** START OF Record list **

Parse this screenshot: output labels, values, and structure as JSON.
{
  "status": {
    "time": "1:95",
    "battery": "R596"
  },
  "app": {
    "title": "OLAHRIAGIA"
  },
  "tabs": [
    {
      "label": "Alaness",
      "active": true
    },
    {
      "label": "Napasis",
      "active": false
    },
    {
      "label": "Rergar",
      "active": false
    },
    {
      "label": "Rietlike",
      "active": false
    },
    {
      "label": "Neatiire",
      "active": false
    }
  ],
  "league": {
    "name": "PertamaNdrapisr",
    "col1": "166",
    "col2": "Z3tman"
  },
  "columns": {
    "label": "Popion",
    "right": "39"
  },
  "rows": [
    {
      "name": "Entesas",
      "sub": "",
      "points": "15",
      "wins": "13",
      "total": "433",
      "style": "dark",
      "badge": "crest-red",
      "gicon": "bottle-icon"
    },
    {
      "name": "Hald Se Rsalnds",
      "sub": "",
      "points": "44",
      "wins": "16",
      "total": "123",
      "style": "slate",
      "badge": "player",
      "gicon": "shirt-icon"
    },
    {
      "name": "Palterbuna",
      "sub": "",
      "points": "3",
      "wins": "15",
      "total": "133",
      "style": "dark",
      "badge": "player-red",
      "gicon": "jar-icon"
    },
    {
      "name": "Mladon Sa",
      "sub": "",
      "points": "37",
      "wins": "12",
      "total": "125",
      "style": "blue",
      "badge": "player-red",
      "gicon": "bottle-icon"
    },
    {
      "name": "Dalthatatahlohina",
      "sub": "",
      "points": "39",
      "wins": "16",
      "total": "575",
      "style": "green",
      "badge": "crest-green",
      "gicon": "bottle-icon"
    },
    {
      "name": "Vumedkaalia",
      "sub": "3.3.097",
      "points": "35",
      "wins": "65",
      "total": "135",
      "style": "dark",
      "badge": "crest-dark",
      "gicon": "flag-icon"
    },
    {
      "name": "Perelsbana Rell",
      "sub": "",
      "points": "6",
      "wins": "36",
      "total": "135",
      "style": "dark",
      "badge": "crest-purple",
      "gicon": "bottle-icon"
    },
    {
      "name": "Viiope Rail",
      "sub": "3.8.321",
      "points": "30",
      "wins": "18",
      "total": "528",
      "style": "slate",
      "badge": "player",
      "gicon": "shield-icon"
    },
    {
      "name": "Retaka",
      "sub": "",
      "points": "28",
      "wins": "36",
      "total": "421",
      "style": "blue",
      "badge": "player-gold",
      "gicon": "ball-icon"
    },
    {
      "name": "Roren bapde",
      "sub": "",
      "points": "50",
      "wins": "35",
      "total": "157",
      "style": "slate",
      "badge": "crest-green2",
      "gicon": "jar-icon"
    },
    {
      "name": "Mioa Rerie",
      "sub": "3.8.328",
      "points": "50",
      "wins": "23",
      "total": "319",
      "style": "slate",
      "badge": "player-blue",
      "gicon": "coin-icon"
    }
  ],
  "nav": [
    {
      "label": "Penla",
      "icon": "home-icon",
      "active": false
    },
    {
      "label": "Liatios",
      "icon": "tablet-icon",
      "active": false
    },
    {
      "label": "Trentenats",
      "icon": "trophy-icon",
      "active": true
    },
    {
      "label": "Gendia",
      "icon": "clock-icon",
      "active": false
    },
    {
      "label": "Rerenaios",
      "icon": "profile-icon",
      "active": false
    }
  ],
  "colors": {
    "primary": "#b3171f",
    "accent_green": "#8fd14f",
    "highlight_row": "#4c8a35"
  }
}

** END OF Record list **

- _Description of the task_
Lines holding the word "points" in the entries above are the ones to pull out. Copy them all.

- _Task response_
      "points": "15",
      "points": "44",
      "points": "3",
      "points": "37",
      "points": "39",
      "points": "35",
      "points": "6",
      "points": "30",
      "points": "28",
      "points": "50",
      "points": "50",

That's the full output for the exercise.